Dataset excerpt
+ + +

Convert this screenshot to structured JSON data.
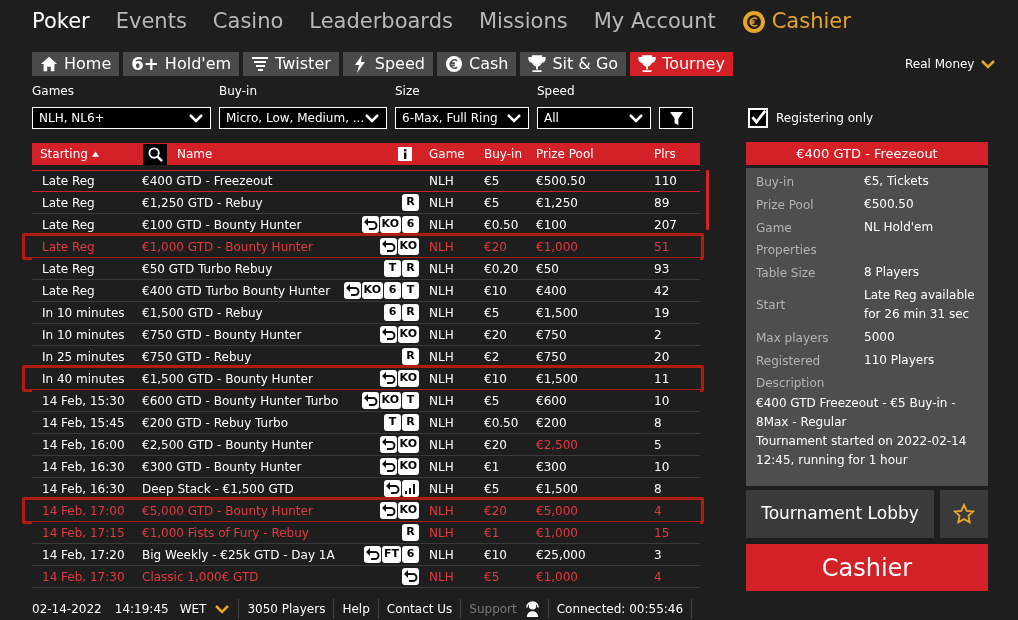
{
  "nav": [
    {
      "label": "Poker",
      "kind": "plain",
      "selected": true
    },
    {
      "label": "Events",
      "kind": "plain",
      "selected": false
    },
    {
      "label": "Casino",
      "kind": "plain",
      "selected": false
    },
    {
      "label": "Leaderboards",
      "kind": "plain",
      "selected": false
    },
    {
      "label": "Missions",
      "kind": "plain",
      "selected": false
    },
    {
      "label": "My Account",
      "kind": "plain",
      "selected": false
    },
    {
      "label": "Cashier",
      "kind": "cashier",
      "selected": false
    }
  ],
  "tabs": [
    {
      "label": "Home",
      "selected": false
    },
    {
      "label": "Hold'em",
      "icon_text": "6+",
      "selected": false
    },
    {
      "label": "Twister",
      "selected": false
    },
    {
      "label": "Speed",
      "selected": false
    },
    {
      "label": "Cash",
      "selected": false
    },
    {
      "label": "Sit & Go",
      "selected": false
    },
    {
      "label": "Tourney",
      "selected": true
    }
  ],
  "money_mode": "Real Money",
  "filters": [
    {
      "label": "Games",
      "value": "NLH, NL6+"
    },
    {
      "label": "Buy-in",
      "value": "Micro, Low, Medium, ..."
    },
    {
      "label": "Size",
      "value": "6-Max, Full Ring"
    },
    {
      "label": "Speed",
      "value": "All"
    }
  ],
  "registering_only": {
    "label": "Registering only",
    "checked": true
  },
  "table": {
    "columns": [
      "Starting",
      "Name",
      "Game",
      "Buy-in",
      "Prize Pool",
      "Plrs"
    ],
    "rows": [
      {
        "starting": "Late Reg",
        "name": "€400 GTD - Freezeout",
        "tags": [],
        "game": "NLH",
        "buy_in": "€5",
        "prize_pool": "€500.50",
        "players": "110",
        "selected": true,
        "alert": false,
        "outlined": false,
        "prize_alert": false
      },
      {
        "starting": "Late Reg",
        "name": "€1,250 GTD - Rebuy",
        "tags": [
          {
            "kind": "text",
            "label": "R"
          }
        ],
        "game": "NLH",
        "buy_in": "€5",
        "prize_pool": "€1,250",
        "players": "89",
        "selected": false,
        "alert": false,
        "outlined": false,
        "prize_alert": false
      },
      {
        "starting": "Late Reg",
        "name": "€100 GTD - Bounty Hunter",
        "tags": [
          {
            "kind": "arrow"
          },
          {
            "kind": "text",
            "label": "KO"
          },
          {
            "kind": "text",
            "label": "6"
          }
        ],
        "game": "NLH",
        "buy_in": "€0.50",
        "prize_pool": "€100",
        "players": "207",
        "selected": false,
        "alert": false,
        "outlined": false,
        "prize_alert": false
      },
      {
        "starting": "Late Reg",
        "name": "€1,000 GTD - Bounty Hunter",
        "tags": [
          {
            "kind": "arrow"
          },
          {
            "kind": "text",
            "label": "KO"
          }
        ],
        "game": "NLH",
        "buy_in": "€20",
        "prize_pool": "€1,000",
        "players": "51",
        "selected": false,
        "alert": true,
        "outlined": true,
        "prize_alert": false
      },
      {
        "starting": "Late Reg",
        "name": "€50 GTD Turbo Rebuy",
        "tags": [
          {
            "kind": "text",
            "label": "T"
          },
          {
            "kind": "text",
            "label": "R"
          }
        ],
        "game": "NLH",
        "buy_in": "€0.20",
        "prize_pool": "€50",
        "players": "93",
        "selected": false,
        "alert": false,
        "outlined": false,
        "prize_alert": false
      },
      {
        "starting": "Late Reg",
        "name": "€400 GTD Turbo Bounty Hunter",
        "tags": [
          {
            "kind": "arrow"
          },
          {
            "kind": "text",
            "label": "KO"
          },
          {
            "kind": "text",
            "label": "6"
          },
          {
            "kind": "text",
            "label": "T"
          }
        ],
        "game": "NLH",
        "buy_in": "€10",
        "prize_pool": "€400",
        "players": "42",
        "selected": false,
        "alert": false,
        "outlined": false,
        "prize_alert": false
      },
      {
        "starting": "In 10 minutes",
        "name": "€1,500 GTD - Rebuy",
        "tags": [
          {
            "kind": "text",
            "label": "6"
          },
          {
            "kind": "text",
            "label": "R"
          }
        ],
        "game": "NLH",
        "buy_in": "€5",
        "prize_pool": "€1,500",
        "players": "19",
        "selected": false,
        "alert": false,
        "outlined": false,
        "prize_alert": false
      },
      {
        "starting": "In 10 minutes",
        "name": "€750 GTD - Bounty Hunter",
        "tags": [
          {
            "kind": "arrow"
          },
          {
            "kind": "text",
            "label": "KO"
          }
        ],
        "game": "NLH",
        "buy_in": "€20",
        "prize_pool": "€750",
        "players": "2",
        "selected": false,
        "alert": false,
        "outlined": false,
        "prize_alert": false
      },
      {
        "starting": "In 25 minutes",
        "name": "€750 GTD - Rebuy",
        "tags": [
          {
            "kind": "text",
            "label": "R"
          }
        ],
        "game": "NLH",
        "buy_in": "€2",
        "prize_pool": "€750",
        "players": "20",
        "selected": false,
        "alert": false,
        "outlined": false,
        "prize_alert": false
      },
      {
        "starting": "In 40 minutes",
        "name": "€1,500 GTD - Bounty Hunter",
        "tags": [
          {
            "kind": "arrow"
          },
          {
            "kind": "text",
            "label": "KO"
          }
        ],
        "game": "NLH",
        "buy_in": "€10",
        "prize_pool": "€1,500",
        "players": "11",
        "selected": false,
        "alert": false,
        "outlined": true,
        "prize_alert": false
      },
      {
        "starting": "14 Feb, 15:30",
        "name": "€600 GTD - Bounty Hunter Turbo",
        "tags": [
          {
            "kind": "arrow"
          },
          {
            "kind": "text",
            "label": "KO"
          },
          {
            "kind": "text",
            "label": "T"
          }
        ],
        "game": "NLH",
        "buy_in": "€5",
        "prize_pool": "€600",
        "players": "10",
        "selected": false,
        "alert": false,
        "outlined": false,
        "prize_alert": false
      },
      {
        "starting": "14 Feb, 15:45",
        "name": "€200 GTD - Rebuy Turbo",
        "tags": [
          {
            "kind": "text",
            "label": "T"
          },
          {
            "kind": "text",
            "label": "R"
          }
        ],
        "game": "NLH",
        "buy_in": "€0.50",
        "prize_pool": "€200",
        "players": "8",
        "selected": false,
        "alert": false,
        "outlined": false,
        "prize_alert": false
      },
      {
        "starting": "14 Feb, 16:00",
        "name": "€2,500 GTD - Bounty Hunter",
        "tags": [
          {
            "kind": "arrow"
          },
          {
            "kind": "text",
            "label": "KO"
          }
        ],
        "game": "NLH",
        "buy_in": "€20",
        "prize_pool": "€2,500",
        "players": "5",
        "selected": false,
        "alert": false,
        "outlined": false,
        "prize_alert": true
      },
      {
        "starting": "14 Feb, 16:30",
        "name": "€300 GTD - Bounty Hunter",
        "tags": [
          {
            "kind": "arrow"
          },
          {
            "kind": "text",
            "label": "KO"
          }
        ],
        "game": "NLH",
        "buy_in": "€1",
        "prize_pool": "€300",
        "players": "10",
        "selected": false,
        "alert": false,
        "outlined": false,
        "prize_alert": false
      },
      {
        "starting": "14 Feb, 16:30",
        "name": "Deep Stack - €1,500 GTD",
        "tags": [
          {
            "kind": "arrow"
          },
          {
            "kind": "bars"
          }
        ],
        "game": "NLH",
        "buy_in": "€5",
        "prize_pool": "€1,500",
        "players": "8",
        "selected": false,
        "alert": false,
        "outlined": false,
        "prize_alert": false
      },
      {
        "starting": "14 Feb, 17:00",
        "name": "€5,000 GTD - Bounty Hunter",
        "tags": [
          {
            "kind": "arrow"
          },
          {
            "kind": "text",
            "label": "KO"
          }
        ],
        "game": "NLH",
        "buy_in": "€20",
        "prize_pool": "€5,000",
        "players": "4",
        "selected": false,
        "alert": true,
        "outlined": true,
        "prize_alert": false
      },
      {
        "starting": "14 Feb, 17:15",
        "name": "€1,000 Fists of Fury - Rebuy",
        "tags": [
          {
            "kind": "text",
            "label": "R"
          }
        ],
        "game": "NLH",
        "buy_in": "€1",
        "prize_pool": "€1,000",
        "players": "15",
        "selected": false,
        "alert": true,
        "outlined": false,
        "prize_alert": false
      },
      {
        "starting": "14 Feb, 17:20",
        "name": "Big Weekly - €25k GTD - Day 1A",
        "tags": [
          {
            "kind": "arrow"
          },
          {
            "kind": "text",
            "label": "FT"
          },
          {
            "kind": "text",
            "label": "6"
          }
        ],
        "game": "NLH",
        "buy_in": "€10",
        "prize_pool": "€25,000",
        "players": "3",
        "selected": false,
        "alert": false,
        "outlined": false,
        "prize_alert": false
      },
      {
        "starting": "14 Feb, 17:30",
        "name": "Classic 1,000€ GTD",
        "tags": [
          {
            "kind": "arrow"
          }
        ],
        "game": "NLH",
        "buy_in": "€5",
        "prize_pool": "€1,000",
        "players": "4",
        "selected": false,
        "alert": true,
        "outlined": false,
        "prize_alert": false
      }
    ]
  },
  "details": {
    "title": "€400 GTD - Freezeout",
    "fields": [
      {
        "label": "Buy-in",
        "value": "€5, Tickets"
      },
      {
        "label": "Prize Pool",
        "value": "€500.50"
      },
      {
        "label": "Game",
        "value": "NL Hold'em"
      },
      {
        "label": "Properties"
      },
      {
        "label": "Table Size",
        "value": "8 Players"
      },
      {
        "label": "Start",
        "value": "Late Reg available for 26 min 31 sec"
      },
      {
        "label": "Max players",
        "value": "5000"
      },
      {
        "label": "Registered",
        "value": "110 Players"
      }
    ],
    "description_label": "Description",
    "description": [
      "€400 GTD Freezeout - €5 Buy-in - 8Max - Regular",
      "Tournament started on 2022-02-14 12:45, running for 1 hour"
    ]
  },
  "buttons": {
    "lobby": "Tournament Lobby",
    "cashier": "Cashier"
  },
  "status_bar": {
    "date": "02-14-2022",
    "time": "14:19:45",
    "timezone": "WET",
    "players": "3050 Players",
    "help": "Help",
    "contact": "Contact Us",
    "support": {
      "label": "Support",
      "disabled": true
    },
    "connection": "Connected: 00:55:46"
  }
}
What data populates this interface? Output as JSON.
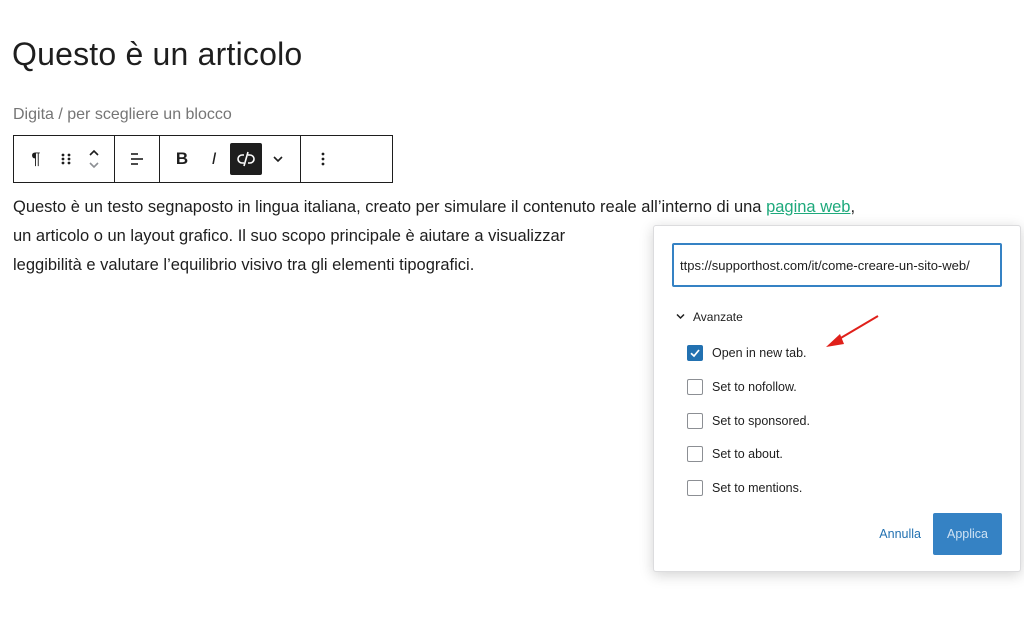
{
  "editor": {
    "post_title": "Questo è un articolo",
    "block_placeholder": "Digita / per scegliere un blocco",
    "paragraph": {
      "line1_before_link": "Questo è un testo segnaposto in lingua italiana, creato per simulare il contenuto reale all’interno di una ",
      "link_text": "pagina web",
      "line1_after_link": ",",
      "line2": "un articolo o un layout grafico. Il suo scopo principale è aiutare a visualizzar",
      "line3": "leggibilità e valutare l’equilibrio visivo tra gli elementi tipografici."
    }
  },
  "toolbar": {
    "paragraph_icon": "pilcrow-icon",
    "drag_icon": "drag-handle-icon",
    "move_icon": "move-up-down-icon",
    "align_icon": "align-left-icon",
    "bold_label": "B",
    "italic_label": "I",
    "link_icon": "unlink-icon",
    "more_icon": "chevron-down-icon",
    "options_icon": "more-vertical-icon"
  },
  "link_popover": {
    "url_value": "ttps://supporthost.com/it/come-creare-un-sito-web/",
    "advanced_label": "Avanzate",
    "options": [
      {
        "label": "Open in new tab.",
        "checked": true
      },
      {
        "label": "Set to nofollow.",
        "checked": false
      },
      {
        "label": "Set to sponsored.",
        "checked": false
      },
      {
        "label": "Set to about.",
        "checked": false
      },
      {
        "label": "Set to mentions.",
        "checked": false
      }
    ],
    "cancel_label": "Annulla",
    "apply_label": "Applica"
  },
  "colors": {
    "link_green": "#1ea97c",
    "wp_blue": "#2271b1",
    "annotation_arrow": "#e0201a"
  }
}
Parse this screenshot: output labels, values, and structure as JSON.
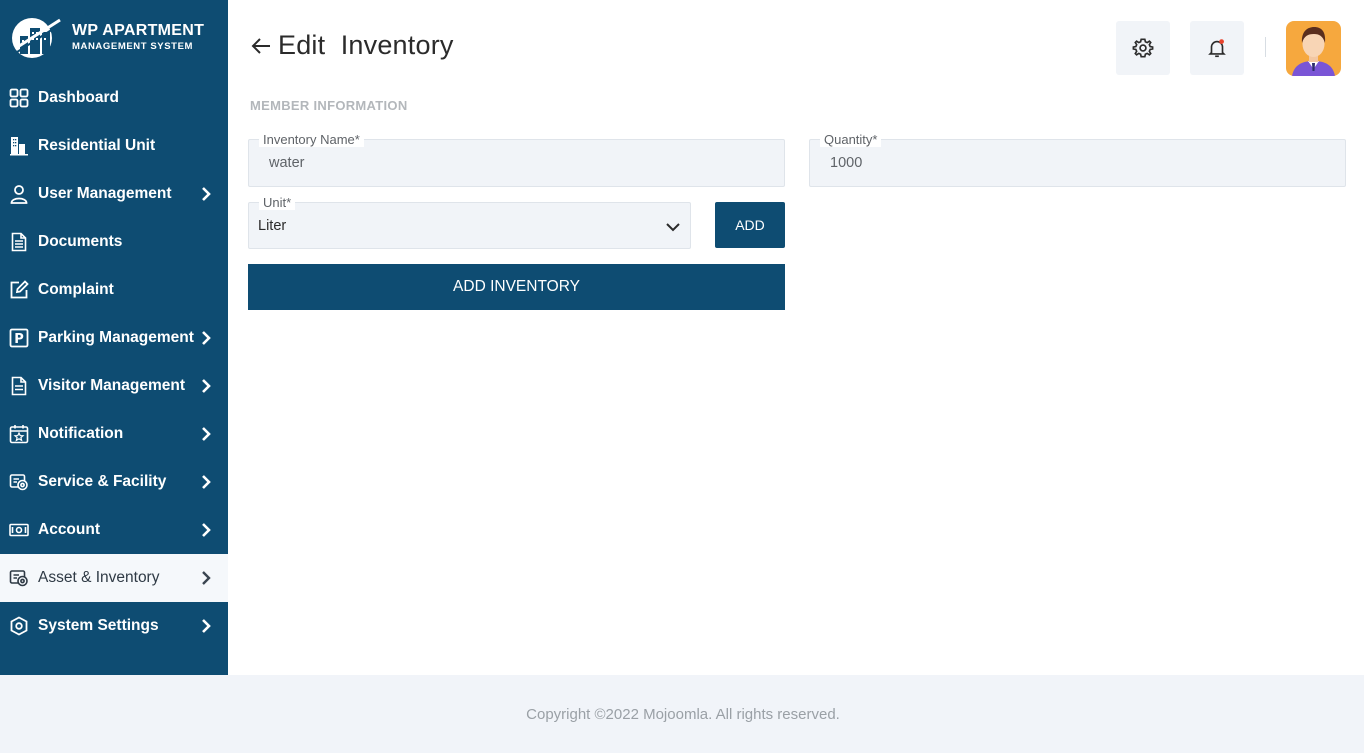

+ + +

INSTRUCTION
In the listing above, find each line with the word "minutes" and copy it.

COMPLETE OUTPUT
        "starting": "In 10 minutes",
        "starting": "In 10 minutes",
        "starting": "In 25 minutes",
        "starting": "In 40 minutes",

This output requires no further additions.